Your task
Which lines in the material below contain the string "expected"? Pull out each of those lines and copy it.

[Box coordinate listings]

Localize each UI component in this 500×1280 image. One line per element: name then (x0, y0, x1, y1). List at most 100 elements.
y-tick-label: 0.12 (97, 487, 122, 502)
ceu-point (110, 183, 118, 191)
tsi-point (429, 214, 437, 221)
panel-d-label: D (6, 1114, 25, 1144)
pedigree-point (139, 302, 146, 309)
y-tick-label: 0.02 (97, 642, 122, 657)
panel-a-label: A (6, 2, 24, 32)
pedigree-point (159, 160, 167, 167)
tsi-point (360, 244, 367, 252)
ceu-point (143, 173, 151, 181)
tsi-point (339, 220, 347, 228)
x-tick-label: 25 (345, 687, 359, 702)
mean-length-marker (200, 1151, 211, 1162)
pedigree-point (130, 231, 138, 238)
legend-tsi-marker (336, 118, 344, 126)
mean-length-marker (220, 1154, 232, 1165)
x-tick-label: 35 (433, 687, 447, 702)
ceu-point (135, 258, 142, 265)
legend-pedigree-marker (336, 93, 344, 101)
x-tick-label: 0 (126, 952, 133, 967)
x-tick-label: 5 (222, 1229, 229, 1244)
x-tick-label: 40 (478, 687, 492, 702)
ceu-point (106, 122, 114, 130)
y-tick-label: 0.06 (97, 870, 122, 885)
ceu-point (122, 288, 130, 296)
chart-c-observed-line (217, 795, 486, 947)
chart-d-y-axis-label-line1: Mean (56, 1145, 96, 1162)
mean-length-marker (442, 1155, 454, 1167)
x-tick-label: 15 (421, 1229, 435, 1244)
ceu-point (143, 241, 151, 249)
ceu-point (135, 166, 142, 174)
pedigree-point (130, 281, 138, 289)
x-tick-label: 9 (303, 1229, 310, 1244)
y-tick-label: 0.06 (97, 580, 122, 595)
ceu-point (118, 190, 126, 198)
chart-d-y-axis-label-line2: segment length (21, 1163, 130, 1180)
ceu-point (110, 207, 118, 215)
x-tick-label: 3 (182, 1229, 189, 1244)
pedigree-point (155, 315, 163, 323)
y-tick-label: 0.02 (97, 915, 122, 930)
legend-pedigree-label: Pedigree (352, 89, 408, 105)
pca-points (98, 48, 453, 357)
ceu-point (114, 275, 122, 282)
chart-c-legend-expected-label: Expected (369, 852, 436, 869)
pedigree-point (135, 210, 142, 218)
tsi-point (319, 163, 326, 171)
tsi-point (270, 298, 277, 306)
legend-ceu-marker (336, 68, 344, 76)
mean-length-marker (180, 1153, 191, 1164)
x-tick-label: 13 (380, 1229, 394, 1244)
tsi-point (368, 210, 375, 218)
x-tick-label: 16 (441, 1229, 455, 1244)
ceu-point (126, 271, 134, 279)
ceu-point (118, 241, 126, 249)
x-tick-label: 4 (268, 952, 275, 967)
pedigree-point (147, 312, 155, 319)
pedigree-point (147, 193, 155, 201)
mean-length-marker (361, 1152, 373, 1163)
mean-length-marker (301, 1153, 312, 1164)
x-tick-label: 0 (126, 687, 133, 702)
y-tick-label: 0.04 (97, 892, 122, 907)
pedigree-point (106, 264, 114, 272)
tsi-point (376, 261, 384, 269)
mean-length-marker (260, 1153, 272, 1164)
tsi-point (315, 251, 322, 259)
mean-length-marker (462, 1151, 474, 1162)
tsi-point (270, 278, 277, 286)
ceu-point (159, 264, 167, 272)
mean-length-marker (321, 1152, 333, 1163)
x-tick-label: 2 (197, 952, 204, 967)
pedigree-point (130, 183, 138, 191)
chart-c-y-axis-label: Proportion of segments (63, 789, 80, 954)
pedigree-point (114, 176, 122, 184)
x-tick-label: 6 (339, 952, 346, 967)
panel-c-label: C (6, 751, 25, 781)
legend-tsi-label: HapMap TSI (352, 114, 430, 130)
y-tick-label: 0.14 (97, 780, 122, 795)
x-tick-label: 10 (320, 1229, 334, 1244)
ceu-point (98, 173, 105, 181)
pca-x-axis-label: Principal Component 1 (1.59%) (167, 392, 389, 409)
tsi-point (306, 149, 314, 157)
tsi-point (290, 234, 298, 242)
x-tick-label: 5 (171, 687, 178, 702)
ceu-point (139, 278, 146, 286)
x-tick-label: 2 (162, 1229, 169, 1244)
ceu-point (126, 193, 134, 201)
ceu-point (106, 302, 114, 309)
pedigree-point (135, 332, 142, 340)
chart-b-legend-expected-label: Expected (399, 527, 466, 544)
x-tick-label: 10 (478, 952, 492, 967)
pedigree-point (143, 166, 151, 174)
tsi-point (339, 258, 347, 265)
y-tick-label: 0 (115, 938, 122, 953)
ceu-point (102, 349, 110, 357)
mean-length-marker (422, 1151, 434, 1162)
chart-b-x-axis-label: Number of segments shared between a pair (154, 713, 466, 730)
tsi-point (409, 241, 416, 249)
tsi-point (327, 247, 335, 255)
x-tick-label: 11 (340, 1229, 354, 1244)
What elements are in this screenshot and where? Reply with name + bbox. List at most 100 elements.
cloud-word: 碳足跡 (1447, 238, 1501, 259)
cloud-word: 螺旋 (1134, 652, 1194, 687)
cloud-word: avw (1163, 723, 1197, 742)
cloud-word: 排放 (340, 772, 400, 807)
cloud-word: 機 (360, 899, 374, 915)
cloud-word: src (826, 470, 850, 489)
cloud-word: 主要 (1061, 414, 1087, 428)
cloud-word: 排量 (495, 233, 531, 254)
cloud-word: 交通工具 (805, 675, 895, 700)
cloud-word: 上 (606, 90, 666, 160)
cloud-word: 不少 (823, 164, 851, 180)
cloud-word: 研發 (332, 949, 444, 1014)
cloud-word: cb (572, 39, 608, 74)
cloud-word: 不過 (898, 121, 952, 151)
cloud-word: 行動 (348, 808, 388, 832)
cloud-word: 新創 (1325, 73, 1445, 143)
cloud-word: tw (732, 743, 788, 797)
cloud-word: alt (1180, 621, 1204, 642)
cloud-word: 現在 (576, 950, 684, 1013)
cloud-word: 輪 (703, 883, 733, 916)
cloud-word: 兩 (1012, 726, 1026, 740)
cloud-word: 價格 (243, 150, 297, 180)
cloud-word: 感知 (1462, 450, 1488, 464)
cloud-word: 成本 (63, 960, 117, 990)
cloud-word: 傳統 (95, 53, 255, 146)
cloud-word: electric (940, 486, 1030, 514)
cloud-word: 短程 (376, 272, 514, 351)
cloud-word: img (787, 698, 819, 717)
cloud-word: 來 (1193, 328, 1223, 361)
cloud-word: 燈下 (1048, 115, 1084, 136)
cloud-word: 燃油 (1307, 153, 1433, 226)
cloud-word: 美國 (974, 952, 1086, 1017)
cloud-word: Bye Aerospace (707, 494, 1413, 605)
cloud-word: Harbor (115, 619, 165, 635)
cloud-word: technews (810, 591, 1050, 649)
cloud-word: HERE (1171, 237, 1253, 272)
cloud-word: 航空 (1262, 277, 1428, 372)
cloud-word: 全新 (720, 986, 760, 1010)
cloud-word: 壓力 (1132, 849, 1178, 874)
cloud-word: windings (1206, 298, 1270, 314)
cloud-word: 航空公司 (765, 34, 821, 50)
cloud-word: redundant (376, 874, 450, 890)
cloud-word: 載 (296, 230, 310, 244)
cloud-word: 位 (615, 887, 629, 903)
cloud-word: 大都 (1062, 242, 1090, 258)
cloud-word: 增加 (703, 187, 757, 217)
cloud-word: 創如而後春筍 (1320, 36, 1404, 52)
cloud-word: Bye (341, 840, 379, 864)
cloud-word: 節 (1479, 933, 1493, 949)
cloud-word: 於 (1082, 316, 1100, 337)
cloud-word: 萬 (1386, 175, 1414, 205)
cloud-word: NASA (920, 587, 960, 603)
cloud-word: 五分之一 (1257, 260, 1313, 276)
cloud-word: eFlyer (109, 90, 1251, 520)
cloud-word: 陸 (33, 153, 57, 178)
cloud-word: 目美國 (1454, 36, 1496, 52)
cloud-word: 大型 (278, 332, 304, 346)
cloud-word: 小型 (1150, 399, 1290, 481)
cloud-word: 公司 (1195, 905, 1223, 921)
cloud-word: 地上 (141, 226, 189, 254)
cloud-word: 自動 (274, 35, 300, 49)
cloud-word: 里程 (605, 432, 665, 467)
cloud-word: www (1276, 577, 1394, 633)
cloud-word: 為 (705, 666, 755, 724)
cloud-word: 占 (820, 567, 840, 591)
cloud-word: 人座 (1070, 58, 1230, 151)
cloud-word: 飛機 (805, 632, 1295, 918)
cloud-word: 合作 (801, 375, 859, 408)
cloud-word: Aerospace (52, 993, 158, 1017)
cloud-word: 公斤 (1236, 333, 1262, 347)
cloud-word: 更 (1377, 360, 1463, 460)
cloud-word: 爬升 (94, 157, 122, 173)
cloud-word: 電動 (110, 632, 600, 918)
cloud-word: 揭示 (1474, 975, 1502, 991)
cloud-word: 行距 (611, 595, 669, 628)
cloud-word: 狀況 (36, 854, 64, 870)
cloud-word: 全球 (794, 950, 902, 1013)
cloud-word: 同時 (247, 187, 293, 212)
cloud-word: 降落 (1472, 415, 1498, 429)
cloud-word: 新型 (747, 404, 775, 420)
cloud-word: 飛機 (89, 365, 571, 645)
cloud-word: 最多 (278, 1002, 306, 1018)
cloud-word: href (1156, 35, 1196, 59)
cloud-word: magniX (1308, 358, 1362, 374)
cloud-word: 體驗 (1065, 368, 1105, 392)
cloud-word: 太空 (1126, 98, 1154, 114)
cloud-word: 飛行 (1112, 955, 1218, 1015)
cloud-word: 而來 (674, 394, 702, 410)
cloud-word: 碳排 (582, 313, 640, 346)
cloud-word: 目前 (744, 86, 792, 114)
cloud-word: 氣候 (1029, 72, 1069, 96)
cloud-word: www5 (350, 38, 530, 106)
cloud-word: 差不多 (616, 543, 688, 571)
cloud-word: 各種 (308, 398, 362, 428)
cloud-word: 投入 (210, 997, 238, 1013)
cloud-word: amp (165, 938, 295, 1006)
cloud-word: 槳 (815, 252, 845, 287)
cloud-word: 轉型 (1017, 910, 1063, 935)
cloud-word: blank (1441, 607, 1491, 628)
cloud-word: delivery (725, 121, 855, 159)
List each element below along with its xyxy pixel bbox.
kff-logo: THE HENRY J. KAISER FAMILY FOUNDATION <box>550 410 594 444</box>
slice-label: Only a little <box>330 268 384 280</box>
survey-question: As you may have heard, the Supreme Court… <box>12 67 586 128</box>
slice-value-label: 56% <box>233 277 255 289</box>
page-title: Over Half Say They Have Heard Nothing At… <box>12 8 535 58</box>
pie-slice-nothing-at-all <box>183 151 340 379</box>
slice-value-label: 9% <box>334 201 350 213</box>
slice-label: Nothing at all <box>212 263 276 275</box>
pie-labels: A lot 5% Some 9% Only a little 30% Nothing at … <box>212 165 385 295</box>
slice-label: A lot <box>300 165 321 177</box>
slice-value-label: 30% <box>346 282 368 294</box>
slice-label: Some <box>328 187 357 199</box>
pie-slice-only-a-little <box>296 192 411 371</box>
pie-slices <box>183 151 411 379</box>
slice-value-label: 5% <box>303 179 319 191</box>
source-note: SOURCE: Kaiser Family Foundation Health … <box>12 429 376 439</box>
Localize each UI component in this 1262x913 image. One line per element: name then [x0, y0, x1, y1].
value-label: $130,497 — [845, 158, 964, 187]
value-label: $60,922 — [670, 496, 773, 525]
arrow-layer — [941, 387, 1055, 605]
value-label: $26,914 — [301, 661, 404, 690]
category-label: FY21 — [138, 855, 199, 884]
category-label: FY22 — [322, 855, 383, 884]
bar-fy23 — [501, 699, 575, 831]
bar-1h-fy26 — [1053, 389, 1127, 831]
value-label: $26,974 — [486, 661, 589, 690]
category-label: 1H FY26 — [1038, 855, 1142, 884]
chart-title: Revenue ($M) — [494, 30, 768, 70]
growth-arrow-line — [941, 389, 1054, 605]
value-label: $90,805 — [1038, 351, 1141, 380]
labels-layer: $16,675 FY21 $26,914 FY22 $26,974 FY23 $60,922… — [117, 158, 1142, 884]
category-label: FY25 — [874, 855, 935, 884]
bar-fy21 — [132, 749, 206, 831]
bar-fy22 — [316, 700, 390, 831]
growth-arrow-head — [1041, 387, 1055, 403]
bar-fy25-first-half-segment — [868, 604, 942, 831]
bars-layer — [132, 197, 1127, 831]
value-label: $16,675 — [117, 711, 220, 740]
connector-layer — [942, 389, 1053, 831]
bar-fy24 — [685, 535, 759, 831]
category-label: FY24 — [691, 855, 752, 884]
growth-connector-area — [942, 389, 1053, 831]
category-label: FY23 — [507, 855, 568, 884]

Worked solution
chart-c-legend-expected-label: Expected (369, 852, 436, 869)
chart-b-legend-expected-label: Expected (399, 527, 466, 544)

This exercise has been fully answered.